Copy out each line exactly; pictures stay out of the copy.

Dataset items
-- begin --
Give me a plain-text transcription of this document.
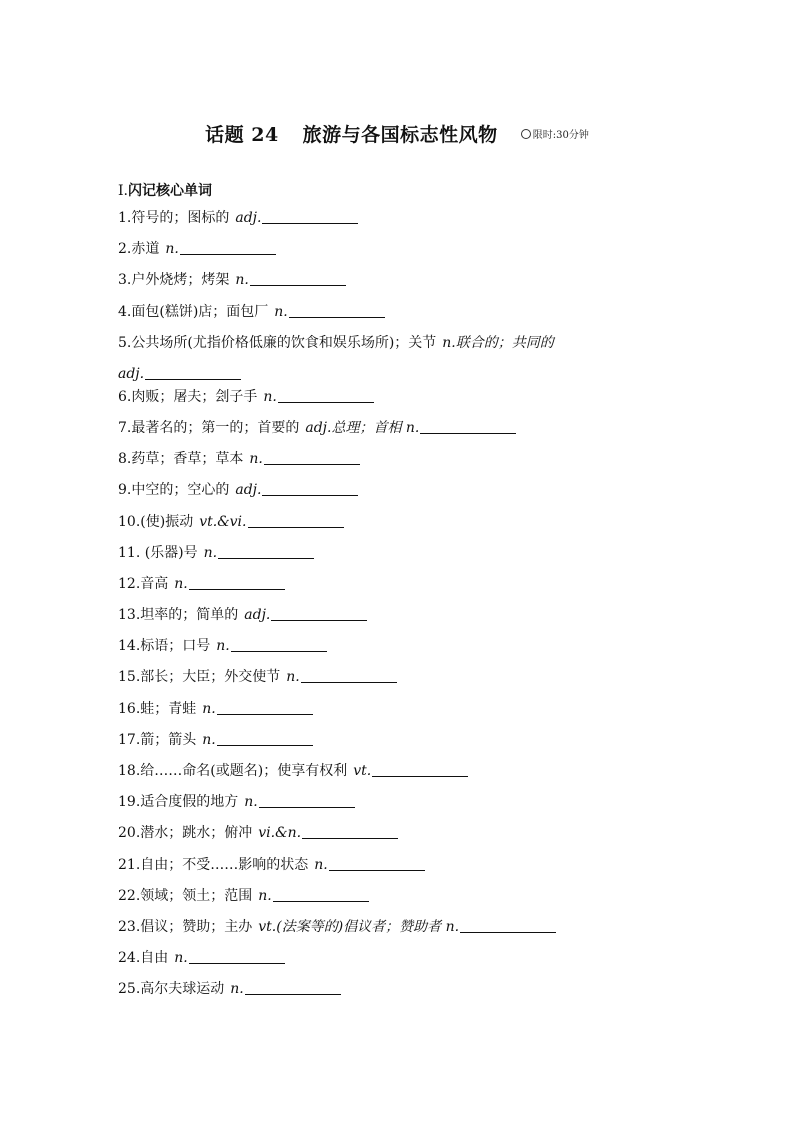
话题 24 旅游与各国标志性风物	限时:30分钟
Ⅰ.闪记核心单词
1.符号的；图标的 adj.
2.赤道 n.
3.户外烧烤；烤架 n.
4.面包(糕饼)店；面包厂 n.
5.公共场所(尤指价格低廉的饮食和娱乐场所)；关节 n.联合的；共同的
adj.
6.肉贩；屠夫；刽子手 n.
7.最著名的；第一的；首要的 adj.总理；首相 n.
8.药草；香草；草本 n.
9.中空的；空心的 adj.
10.(使)振动 vt.&vi.
11. (乐器)号 n.
12.音高 n.
13.坦率的；简单的 adj.
14.标语；口号 n.
15.部长；大臣；外交使节 n.
16.蛙；青蛙 n.
17.箭；箭头 n.
18.给……命名(或题名)；使享有权利 vt.
19.适合度假的地方 n.
20.潜水；跳水；俯冲 vi.&n.
21.自由；不受……影响的状态 n.
22.领域；领土；范围 n.
23.倡议；赞助；主办 vt.(法案等的)倡议者；赞助者 n.
24.自由 n.
25.高尔夫球运动 n.
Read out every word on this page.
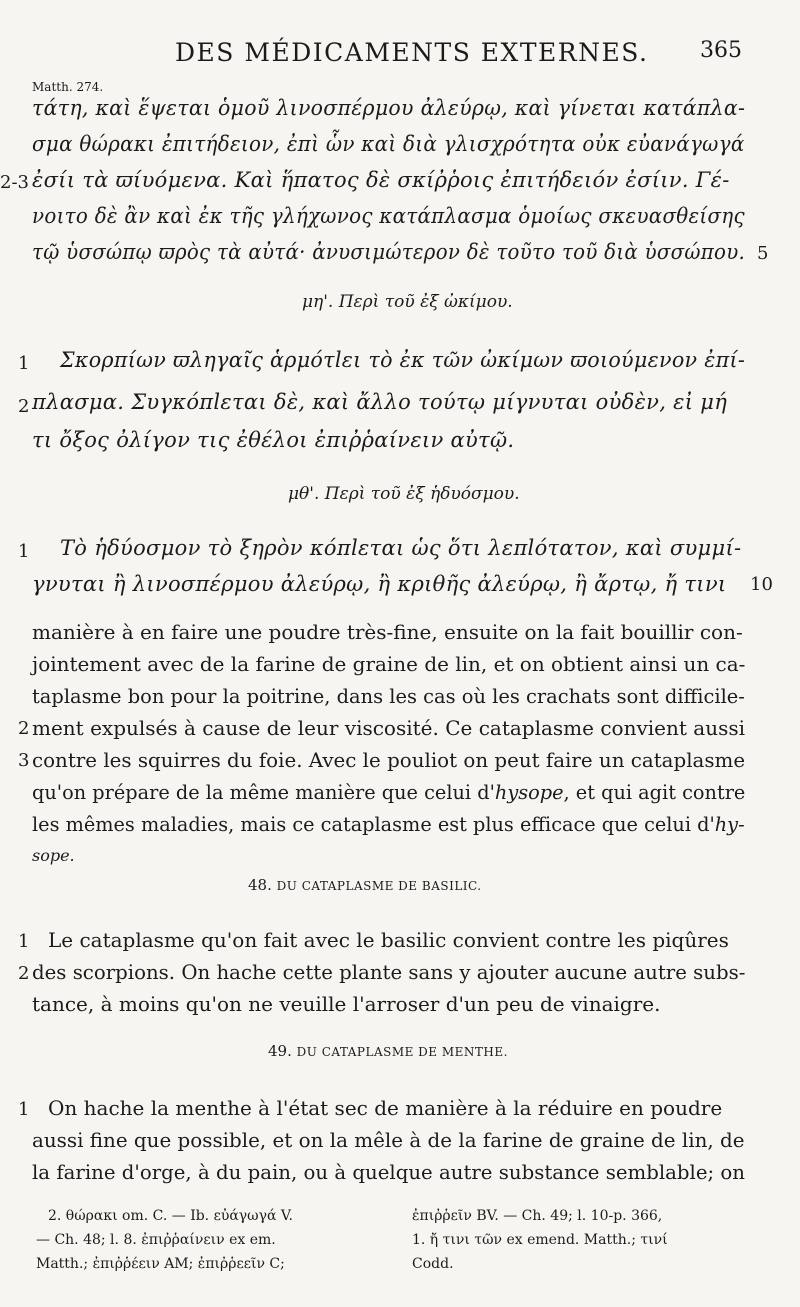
DES MÉDICAMENTS EXTERNES. 365
Matth. 274.
τάτη, καὶ ἕψεται ὁμοῦ λινοσπέρμου ἀλεύρῳ, καὶ γίνεται κατάπλα-
σμα θώρακι ἐπιτήδειον, ἐπὶ ὧν καὶ διὰ γλισχρότητα οὐκ εὐανάγωγά
2-3 ἐσίι τὰ ϖίυόμενα. Καὶ ἥπατος δὲ σκίῤῥοις ἐπιτήδειόν ἐσίιν. Γέ-
νοιτο δὲ ἂν καὶ ἐκ τῆς γλήχωνος κατάπλασμα ὁμοίως σκευασθείσης
τῷ ὑσσώπῳ ϖρὸς τὰ αὐτά· ἀνυσιμώτερον δὲ τοῦτο τοῦ διὰ ὑσσώπου. 5
μη'. Περὶ τοῦ ἐξ ὠκίμου.
1 Σκορπίων ϖληγαῖς ἁρμότlει τὸ ἐκ τῶν ὠκίμων ϖοιούμενον ἐπί-
2 πλασμα. Συγκόπlεται δὲ, καὶ ἄλλο τούτῳ μίγνυται οὐδὲν, εἰ μή
τι ὄξος ὀλίγον τις ἐθέλοι ἐπιῤῥαίνειν αὐτῷ.
μθ'. Περὶ τοῦ ἐξ ἡδυόσμου.
1 Τὸ ἡδύοσμον τὸ ξηρὸν κόπlεται ὡς ὅτι λεπlότατον, καὶ συμμί-
γνυται ἢ λινοσπέρμου ἀλεύρῳ, ἢ κριθῆς ἀλεύρῳ, ἢ ἄρτῳ, ἤ τινι 10
manière à en faire une poudre très-fine, ensuite on la fait bouillir con-
jointement avec de la farine de graine de lin, et on obtient ainsi un ca-
taplasme bon pour la poitrine, dans les cas où les crachats sont difficile-
2 ment expulsés à cause de leur viscosité. Ce cataplasme convient aussi
3 contre les squirres du foie. Avec le pouliot on peut faire un cataplasme
qu'on prépare de la même manière que celui d'hysope, et qui agit contre
les mêmes maladies, mais ce cataplasme est plus efficace que celui d'hy-
sope.
48. DU CATAPLASME DE BASILIC.
1 Le cataplasme qu'on fait avec le basilic convient contre les piqûres
2 des scorpions. On hache cette plante sans y ajouter aucune autre subs-
tance, à moins qu'on ne veuille l'arroser d'un peu de vinaigre.
49. DU CATAPLASME DE MENTHE.
1 On hache la menthe à l'état sec de manière à la réduire en poudre
aussi fine que possible, et on la mêle à de la farine de graine de lin, de
la farine d'orge, à du pain, ou à quelque autre substance semblable; on
2. θώρακι om. C. — Ib. εὐάγωγά V.
— Ch. 48; l. 8. ἐπιῤῥαίνειν ex em.
Matth.; ἐπιῤῥέειν AM; ἐπιῤῥεεῖν C;
ἐπιῤῥεῖν BV. — Ch. 49; l. 10-p. 366,
1. ἤ τινι τῶν ex emend. Matth.; τινί
Codd.
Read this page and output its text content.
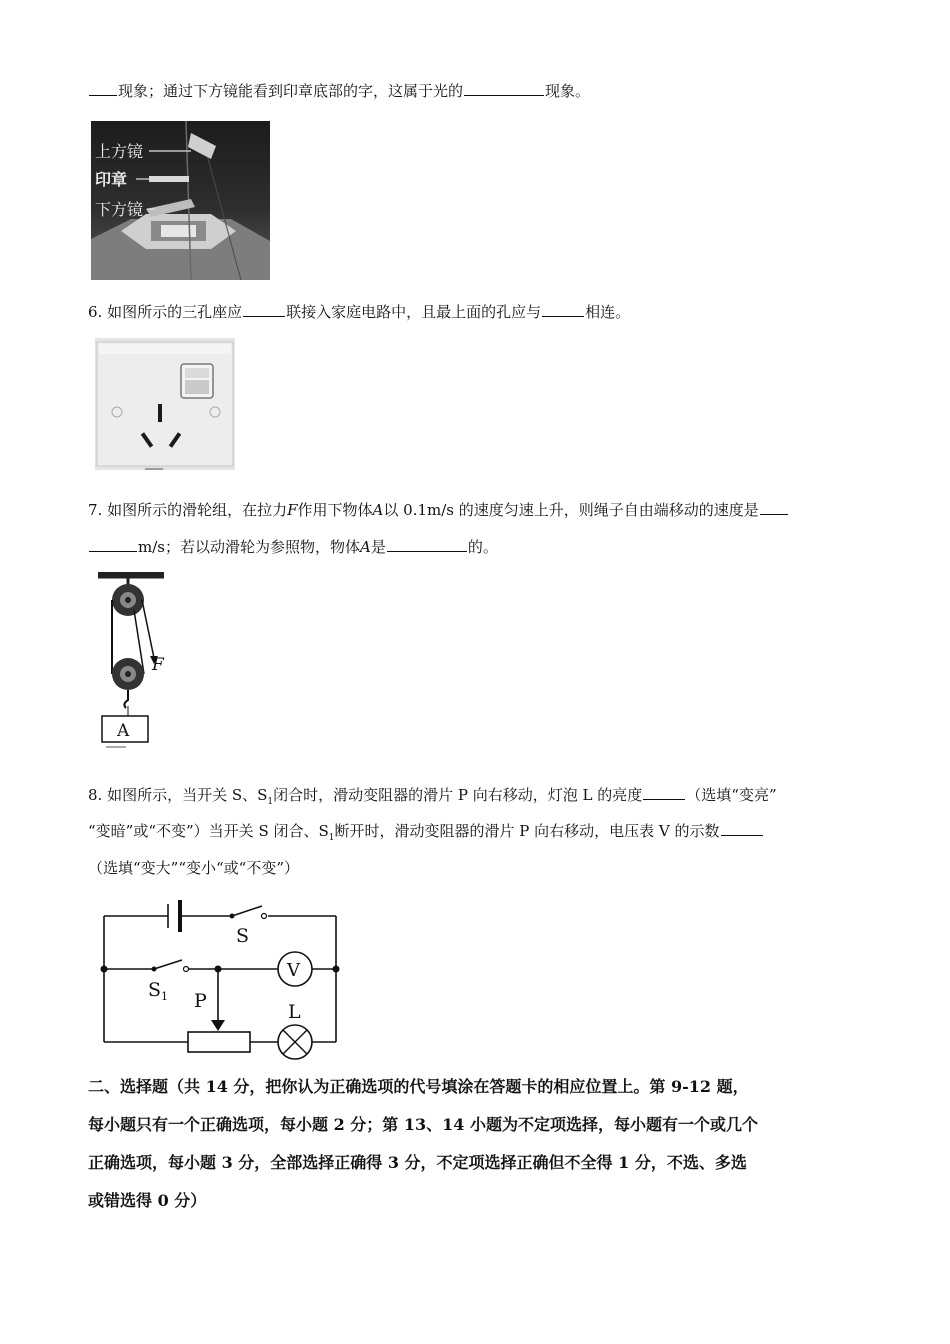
现象；通过下方镜能看到印章底部的字，这属于光的	现象。
上方镜
印章
下方镜
6. 如图所示的三孔座应	联接入家庭电路中，且最上面的孔应与	相连。
7. 如图所示的滑轮组，在拉力F作用下物体A以 0.1m/s 的速度匀速上升，则绳子自由端移动的速度是
m/s；若以动滑轮为参照物，物体A是	的。
F
A
8. 如图所示，当开关 S、$S_1$闭合时，滑动变阻器的滑片 P 向右移动，灯泡 L 的亮度	（选填“变亮”
“变暗”或“不变”）当开关 S 闭合、$S_1$断开时，滑动变阻器的滑片 P 向右移动，电压表 V 的示数
（选填“变大”“变小“或“不变”）
V
S
$S_1$ P	L
二、选择题（共 14 分，把你认为正确选项的代号填涂在答题卡的相应位置上。第 9-12 题，
每小题只有一个正确选项，每小题 2 分；第 13、14 小题为不定项选择，每小题有一个或几个
正确选项，每小题 3 分，全部选择正确得 3 分，不定项选择正确但不全得 1 分，不选、多选
或错选得 0 分）
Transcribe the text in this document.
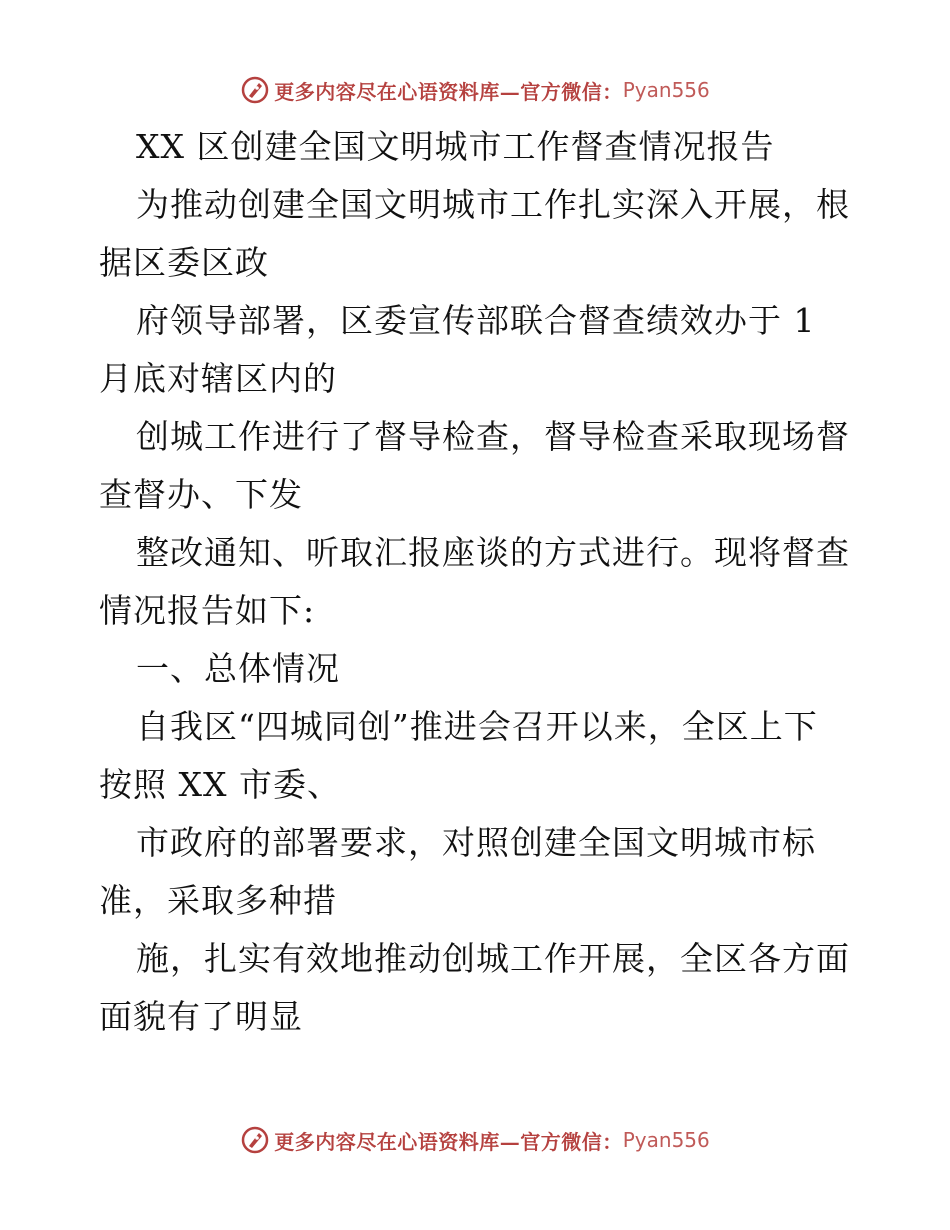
更多内容尽在心语资料库—官方微信： Pyan556
XX 区创建全国文明城市工作督查情况报告
为推动创建全国文明城市工作扎实深入开展，根
据区委区政
府领导部署，区委宣传部联合督查绩效办于 1
月底对辖区内的
创城工作进行了督导检查，督导检查采取现场督
查督办、下发
整改通知、听取汇报座谈的方式进行。现将督查
情况报告如下:
一、总体情况
自我区“四城同创”推进会召开以来，全区上下
按照 XX 市委、
市政府的部署要求，对照创建全国文明城市标
准，采取多种措
施，扎实有效地推动创城工作开展，全区各方面
面貌有了明显
更多内容尽在心语资料库—官方微信： Pyan556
-- end --
WORKED SOLUTION:
Give me a plain-text transcription of this document.
话题 24 旅游与各国标志性风物	限时:30分钟
Ⅰ.闪记核心单词
1.符号的；图标的 adj.
2.赤道 n.
3.户外烧烤；烤架 n.
4.面包(糕饼)店；面包厂 n.
5.公共场所(尤指价格低廉的饮食和娱乐场所)；关节 n.联合的；共同的
adj.
6.肉贩；屠夫；刽子手 n.
7.最著名的；第一的；首要的 adj.总理；首相 n.
8.药草；香草；草本 n.
9.中空的；空心的 adj.
10.(使)振动 vt.&vi.
11. (乐器)号 n.
12.音高 n.
13.坦率的；简单的 adj.
14.标语；口号 n.
15.部长；大臣；外交使节 n.
16.蛙；青蛙 n.
17.箭；箭头 n.
18.给……命名(或题名)；使享有权利 vt.
19.适合度假的地方 n.
20.潜水；跳水；俯冲 vi.&n.
21.自由；不受……影响的状态 n.
22.领域；领土；范围 n.
23.倡议；赞助；主办 vt.(法案等的)倡议者；赞助者 n.
24.自由 n.
25.高尔夫球运动 n.
Read out every word on this page.
DES MÉDICAMENTS EXTERNES. 365
Matth. 274.
τάτη, καὶ ἕψεται ὁμοῦ λινοσπέρμου ἀλεύρῳ, καὶ γίνεται κατάπλα-
σμα θώρακι ἐπιτήδειον, ἐπὶ ὧν καὶ διὰ γλισχρότητα οὐκ εὐανάγωγά
2-3 ἐσίι τὰ ϖίυόμενα. Καὶ ἥπατος δὲ σκίῤῥοις ἐπιτήδειόν ἐσίιν. Γέ-
νοιτο δὲ ἂν καὶ ἐκ τῆς γλήχωνος κατάπλασμα ὁμοίως σκευασθείσης
τῷ ὑσσώπῳ ϖρὸς τὰ αὐτά· ἀνυσιμώτερον δὲ τοῦτο τοῦ διὰ ὑσσώπου. 5
μη'. Περὶ τοῦ ἐξ ὠκίμου.
1 Σκορπίων ϖληγαῖς ἁρμότlει τὸ ἐκ τῶν ὠκίμων ϖοιούμενον ἐπί-
2 πλασμα. Συγκόπlεται δὲ, καὶ ἄλλο τούτῳ μίγνυται οὐδὲν, εἰ μή
τι ὄξος ὀλίγον τις ἐθέλοι ἐπιῤῥαίνειν αὐτῷ.
μθ'. Περὶ τοῦ ἐξ ἡδυόσμου.
1 Τὸ ἡδύοσμον τὸ ξηρὸν κόπlεται ὡς ὅτι λεπlότατον, καὶ συμμί-
γνυται ἢ λινοσπέρμου ἀλεύρῳ, ἢ κριθῆς ἀλεύρῳ, ἢ ἄρτῳ, ἤ τινι 10
manière à en faire une poudre très-fine, ensuite on la fait bouillir con-
jointement avec de la farine de graine de lin, et on obtient ainsi un ca-
taplasme bon pour la poitrine, dans les cas où les crachats sont difficile-
2 ment expulsés à cause de leur viscosité. Ce cataplasme convient aussi
3 contre les squirres du foie. Avec le pouliot on peut faire un cataplasme
qu'on prépare de la même manière que celui d'hysope, et qui agit contre
les mêmes maladies, mais ce cataplasme est plus efficace que celui d'hy-
sope.
48. DU CATAPLASME DE BASILIC.
1 Le cataplasme qu'on fait avec le basilic convient contre les piqûres
2 des scorpions. On hache cette plante sans y ajouter aucune autre subs-
tance, à moins qu'on ne veuille l'arroser d'un peu de vinaigre.
49. DU CATAPLASME DE MENTHE.
1 On hache la menthe à l'état sec de manière à la réduire en poudre
aussi fine que possible, et on la mêle à de la farine de graine de lin, de
la farine d'orge, à du pain, ou à quelque autre substance semblable; on
2. θώρακι om. C. — Ib. εὐάγωγά V.
— Ch. 48; l. 8. ἐπιῤῥαίνειν ex em.
Matth.; ἐπιῤῥέειν AM; ἐπιῤῥεεῖν C;
ἐπιῤῥεῖν BV. — Ch. 49; l. 10-p. 366,
1. ἤ τινι τῶν ex emend. Matth.; τινί
Codd.
Read this page and output its text content.
现象；通过下方镜能看到印章底部的字，这属于光的	现象。
上方镜
印章
下方镜
6. 如图所示的三孔座应	联接入家庭电路中，且最上面的孔应与	相连。
7. 如图所示的滑轮组，在拉力F作用下物体A以 0.1m/s 的速度匀速上升，则绳子自由端移动的速度是
m/s；若以动滑轮为参照物，物体A是	的。
F
A
8. 如图所示，当开关 S、$S_1$闭合时，滑动变阻器的滑片 P 向右移动，灯泡 L 的亮度	（选填“变亮”
“变暗”或“不变”）当开关 S 闭合、$S_1$断开时，滑动变阻器的滑片 P 向右移动，电压表 V 的示数
（选填“变大”“变小“或“不变”）
V
S
$S_1$ P	L
二、选择题（共 14 分，把你认为正确选项的代号填涂在答题卡的相应位置上。第 9-12 题，
每小题只有一个正确选项，每小题 2 分；第 13、14 小题为不定项选择，每小题有一个或几个
正确选项，每小题 3 分，全部选择正确得 3 分，不定项选择正确但不全得 1 分，不选、多选
或错选得 0 分）
Transcribe the text in this document.
更多内容尽在心语资料库—官方微信： Pyan556
XX 区创建全国文明城市工作督查情况报告
为推动创建全国文明城市工作扎实深入开展，根
据区委区政
府领导部署，区委宣传部联合督查绩效办于 1
月底对辖区内的
创城工作进行了督导检查，督导检查采取现场督
查督办、下发
整改通知、听取汇报座谈的方式进行。现将督查
情况报告如下:
一、总体情况
自我区“四城同创”推进会召开以来，全区上下
按照 XX 市委、
市政府的部署要求，对照创建全国文明城市标
准，采取多种措
施，扎实有效地推动创城工作开展，全区各方面
面貌有了明显
更多内容尽在心语资料库—官方微信： Pyan556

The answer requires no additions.